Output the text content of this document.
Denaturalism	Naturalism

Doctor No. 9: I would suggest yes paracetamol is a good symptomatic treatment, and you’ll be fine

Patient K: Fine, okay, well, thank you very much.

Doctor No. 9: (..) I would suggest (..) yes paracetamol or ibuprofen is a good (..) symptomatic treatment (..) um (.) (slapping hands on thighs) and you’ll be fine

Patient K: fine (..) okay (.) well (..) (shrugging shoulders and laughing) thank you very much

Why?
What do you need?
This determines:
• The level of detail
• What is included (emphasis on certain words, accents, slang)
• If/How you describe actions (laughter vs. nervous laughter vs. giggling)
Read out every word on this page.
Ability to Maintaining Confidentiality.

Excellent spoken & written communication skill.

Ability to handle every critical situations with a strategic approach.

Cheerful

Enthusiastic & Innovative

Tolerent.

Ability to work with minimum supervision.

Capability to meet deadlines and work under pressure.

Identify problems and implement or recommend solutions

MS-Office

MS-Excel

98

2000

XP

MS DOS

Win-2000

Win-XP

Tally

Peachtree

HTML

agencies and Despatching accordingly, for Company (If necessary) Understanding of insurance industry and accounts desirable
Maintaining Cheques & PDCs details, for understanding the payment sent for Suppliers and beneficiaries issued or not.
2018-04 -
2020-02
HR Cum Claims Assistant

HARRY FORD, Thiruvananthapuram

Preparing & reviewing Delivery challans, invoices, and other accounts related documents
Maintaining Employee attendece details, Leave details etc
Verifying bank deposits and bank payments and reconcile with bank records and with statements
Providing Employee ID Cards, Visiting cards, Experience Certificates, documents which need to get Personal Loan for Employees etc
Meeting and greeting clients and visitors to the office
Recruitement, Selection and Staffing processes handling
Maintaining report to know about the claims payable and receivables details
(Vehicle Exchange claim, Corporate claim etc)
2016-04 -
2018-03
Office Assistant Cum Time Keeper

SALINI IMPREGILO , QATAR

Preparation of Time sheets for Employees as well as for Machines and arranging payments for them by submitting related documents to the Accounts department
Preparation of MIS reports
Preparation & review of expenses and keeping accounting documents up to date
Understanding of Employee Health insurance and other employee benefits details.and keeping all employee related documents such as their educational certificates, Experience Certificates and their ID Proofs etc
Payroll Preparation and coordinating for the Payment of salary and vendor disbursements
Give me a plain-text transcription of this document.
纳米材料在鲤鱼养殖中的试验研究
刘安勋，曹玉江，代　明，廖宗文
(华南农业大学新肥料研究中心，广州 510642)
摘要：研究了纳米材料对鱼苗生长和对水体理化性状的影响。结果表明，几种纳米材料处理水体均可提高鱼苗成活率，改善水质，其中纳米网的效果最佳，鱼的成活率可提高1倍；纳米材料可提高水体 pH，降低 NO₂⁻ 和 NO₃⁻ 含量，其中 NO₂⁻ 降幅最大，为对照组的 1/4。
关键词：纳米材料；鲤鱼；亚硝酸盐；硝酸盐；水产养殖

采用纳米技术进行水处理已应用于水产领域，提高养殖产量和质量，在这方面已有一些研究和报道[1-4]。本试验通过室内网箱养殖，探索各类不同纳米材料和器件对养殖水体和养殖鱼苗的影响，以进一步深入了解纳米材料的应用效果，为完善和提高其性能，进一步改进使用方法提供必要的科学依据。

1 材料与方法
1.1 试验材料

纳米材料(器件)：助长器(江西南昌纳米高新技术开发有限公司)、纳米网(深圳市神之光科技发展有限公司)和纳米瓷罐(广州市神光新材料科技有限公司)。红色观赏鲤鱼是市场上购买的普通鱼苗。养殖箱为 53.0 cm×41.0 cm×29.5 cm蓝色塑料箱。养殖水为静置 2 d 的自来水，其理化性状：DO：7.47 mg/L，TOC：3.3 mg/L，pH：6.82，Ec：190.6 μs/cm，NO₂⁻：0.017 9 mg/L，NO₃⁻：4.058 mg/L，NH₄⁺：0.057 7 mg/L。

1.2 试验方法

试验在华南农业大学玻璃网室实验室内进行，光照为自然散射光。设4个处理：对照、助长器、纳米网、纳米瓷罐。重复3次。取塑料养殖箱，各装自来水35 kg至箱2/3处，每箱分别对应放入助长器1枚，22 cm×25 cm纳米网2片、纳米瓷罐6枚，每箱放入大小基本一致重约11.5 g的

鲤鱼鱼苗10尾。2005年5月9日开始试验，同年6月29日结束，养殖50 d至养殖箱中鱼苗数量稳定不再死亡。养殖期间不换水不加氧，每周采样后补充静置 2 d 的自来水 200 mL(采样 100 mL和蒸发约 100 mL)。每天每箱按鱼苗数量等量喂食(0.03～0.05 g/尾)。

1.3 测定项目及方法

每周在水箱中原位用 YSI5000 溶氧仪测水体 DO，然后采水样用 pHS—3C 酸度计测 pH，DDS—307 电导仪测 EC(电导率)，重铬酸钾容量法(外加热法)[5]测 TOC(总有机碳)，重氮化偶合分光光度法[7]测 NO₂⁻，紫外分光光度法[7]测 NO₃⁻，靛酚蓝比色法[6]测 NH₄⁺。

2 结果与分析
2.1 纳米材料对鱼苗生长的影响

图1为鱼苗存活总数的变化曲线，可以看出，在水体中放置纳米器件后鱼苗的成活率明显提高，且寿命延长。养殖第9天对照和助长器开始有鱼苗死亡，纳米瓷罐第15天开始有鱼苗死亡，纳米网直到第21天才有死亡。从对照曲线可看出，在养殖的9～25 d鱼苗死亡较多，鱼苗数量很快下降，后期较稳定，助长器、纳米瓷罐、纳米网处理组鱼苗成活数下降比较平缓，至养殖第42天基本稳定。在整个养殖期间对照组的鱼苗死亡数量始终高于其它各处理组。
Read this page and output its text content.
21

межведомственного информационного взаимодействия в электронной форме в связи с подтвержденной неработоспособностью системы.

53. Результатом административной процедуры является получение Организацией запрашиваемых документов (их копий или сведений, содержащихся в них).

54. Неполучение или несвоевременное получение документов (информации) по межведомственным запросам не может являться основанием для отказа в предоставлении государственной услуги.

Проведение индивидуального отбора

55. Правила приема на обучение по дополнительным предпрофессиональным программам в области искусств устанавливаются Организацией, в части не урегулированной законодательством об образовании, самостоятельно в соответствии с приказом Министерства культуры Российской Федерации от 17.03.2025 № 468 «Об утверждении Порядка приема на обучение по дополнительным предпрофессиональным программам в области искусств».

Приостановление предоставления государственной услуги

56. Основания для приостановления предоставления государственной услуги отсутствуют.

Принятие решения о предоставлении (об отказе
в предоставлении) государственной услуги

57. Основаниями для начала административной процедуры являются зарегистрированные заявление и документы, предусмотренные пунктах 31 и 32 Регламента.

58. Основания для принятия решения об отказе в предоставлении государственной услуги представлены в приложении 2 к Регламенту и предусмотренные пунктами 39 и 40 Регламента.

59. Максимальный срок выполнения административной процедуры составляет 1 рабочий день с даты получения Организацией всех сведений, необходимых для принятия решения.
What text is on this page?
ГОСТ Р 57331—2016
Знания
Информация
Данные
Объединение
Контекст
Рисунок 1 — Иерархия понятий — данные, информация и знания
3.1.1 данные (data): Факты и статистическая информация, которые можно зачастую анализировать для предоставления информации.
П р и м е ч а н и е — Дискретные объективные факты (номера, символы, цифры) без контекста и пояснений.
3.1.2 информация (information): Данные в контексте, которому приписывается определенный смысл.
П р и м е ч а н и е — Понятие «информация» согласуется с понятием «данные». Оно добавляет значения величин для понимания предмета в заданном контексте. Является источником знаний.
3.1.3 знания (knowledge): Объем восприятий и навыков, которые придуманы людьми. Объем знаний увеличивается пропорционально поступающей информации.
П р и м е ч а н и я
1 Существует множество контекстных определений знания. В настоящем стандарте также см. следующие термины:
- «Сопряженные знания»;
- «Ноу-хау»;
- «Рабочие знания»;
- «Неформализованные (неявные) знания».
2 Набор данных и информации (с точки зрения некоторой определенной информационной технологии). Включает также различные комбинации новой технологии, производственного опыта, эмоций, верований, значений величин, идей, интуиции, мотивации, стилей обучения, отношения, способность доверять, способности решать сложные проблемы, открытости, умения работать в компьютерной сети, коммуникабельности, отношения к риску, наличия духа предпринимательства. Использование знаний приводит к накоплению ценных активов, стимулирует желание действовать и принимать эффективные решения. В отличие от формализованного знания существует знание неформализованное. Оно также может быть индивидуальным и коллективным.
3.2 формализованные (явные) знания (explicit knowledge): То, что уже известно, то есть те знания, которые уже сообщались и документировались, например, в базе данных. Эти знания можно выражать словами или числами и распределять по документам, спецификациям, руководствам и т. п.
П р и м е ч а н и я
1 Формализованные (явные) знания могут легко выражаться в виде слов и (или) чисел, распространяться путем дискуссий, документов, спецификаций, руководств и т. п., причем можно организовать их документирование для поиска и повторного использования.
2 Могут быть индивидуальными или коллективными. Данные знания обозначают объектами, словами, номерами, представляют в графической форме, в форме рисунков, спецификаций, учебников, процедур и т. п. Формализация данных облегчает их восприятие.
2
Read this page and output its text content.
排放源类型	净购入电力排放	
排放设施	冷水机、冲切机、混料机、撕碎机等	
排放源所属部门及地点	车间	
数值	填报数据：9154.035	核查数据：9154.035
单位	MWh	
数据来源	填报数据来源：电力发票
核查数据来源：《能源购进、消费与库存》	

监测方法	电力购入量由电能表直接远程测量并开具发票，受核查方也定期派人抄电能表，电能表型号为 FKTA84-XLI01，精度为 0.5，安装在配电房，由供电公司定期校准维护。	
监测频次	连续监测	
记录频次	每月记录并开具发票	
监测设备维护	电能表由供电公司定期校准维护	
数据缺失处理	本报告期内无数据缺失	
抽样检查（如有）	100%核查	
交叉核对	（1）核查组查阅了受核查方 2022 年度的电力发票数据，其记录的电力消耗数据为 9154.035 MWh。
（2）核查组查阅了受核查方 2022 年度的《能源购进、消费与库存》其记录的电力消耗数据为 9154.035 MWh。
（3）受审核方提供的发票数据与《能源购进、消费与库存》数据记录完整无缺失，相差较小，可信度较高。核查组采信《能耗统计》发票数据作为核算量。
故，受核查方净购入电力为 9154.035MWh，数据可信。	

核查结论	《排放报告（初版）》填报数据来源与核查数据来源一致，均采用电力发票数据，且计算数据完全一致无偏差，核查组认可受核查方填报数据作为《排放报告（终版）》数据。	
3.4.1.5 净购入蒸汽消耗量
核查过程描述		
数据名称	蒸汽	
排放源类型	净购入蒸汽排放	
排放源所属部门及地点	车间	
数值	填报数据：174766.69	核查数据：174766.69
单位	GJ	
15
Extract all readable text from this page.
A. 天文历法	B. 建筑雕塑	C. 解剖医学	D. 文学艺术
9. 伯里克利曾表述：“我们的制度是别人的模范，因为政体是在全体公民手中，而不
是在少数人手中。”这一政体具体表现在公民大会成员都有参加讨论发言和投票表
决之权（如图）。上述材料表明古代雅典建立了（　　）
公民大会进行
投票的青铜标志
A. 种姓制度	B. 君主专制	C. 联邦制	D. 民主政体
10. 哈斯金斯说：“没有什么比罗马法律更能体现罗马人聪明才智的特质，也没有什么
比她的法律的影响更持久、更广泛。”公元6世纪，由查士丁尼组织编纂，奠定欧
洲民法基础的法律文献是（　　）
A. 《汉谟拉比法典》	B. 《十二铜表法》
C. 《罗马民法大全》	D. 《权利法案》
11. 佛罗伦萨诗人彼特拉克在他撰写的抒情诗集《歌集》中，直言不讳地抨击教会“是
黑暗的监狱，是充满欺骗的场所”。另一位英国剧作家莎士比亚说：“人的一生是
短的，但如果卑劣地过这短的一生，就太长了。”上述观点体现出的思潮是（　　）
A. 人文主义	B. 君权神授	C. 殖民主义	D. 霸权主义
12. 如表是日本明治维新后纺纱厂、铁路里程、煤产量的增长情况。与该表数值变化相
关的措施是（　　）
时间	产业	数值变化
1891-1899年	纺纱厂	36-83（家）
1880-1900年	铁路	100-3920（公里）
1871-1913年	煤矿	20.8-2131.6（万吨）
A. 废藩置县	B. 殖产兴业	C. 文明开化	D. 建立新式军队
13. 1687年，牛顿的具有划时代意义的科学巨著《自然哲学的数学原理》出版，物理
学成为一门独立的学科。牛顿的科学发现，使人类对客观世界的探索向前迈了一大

To be done: Which lines hold the word "well"? Copy each of them from the records.

Exercise solution:
Patient K: Fine, okay, well, thank you very much.
Patient K: fine (..) okay (.) well (..) (shrugging shoulders and laughing) thank you very much
Preparation of Time sheets for Employees as well as for Machines and arranging payments for them by submitting related documents to the Accounts department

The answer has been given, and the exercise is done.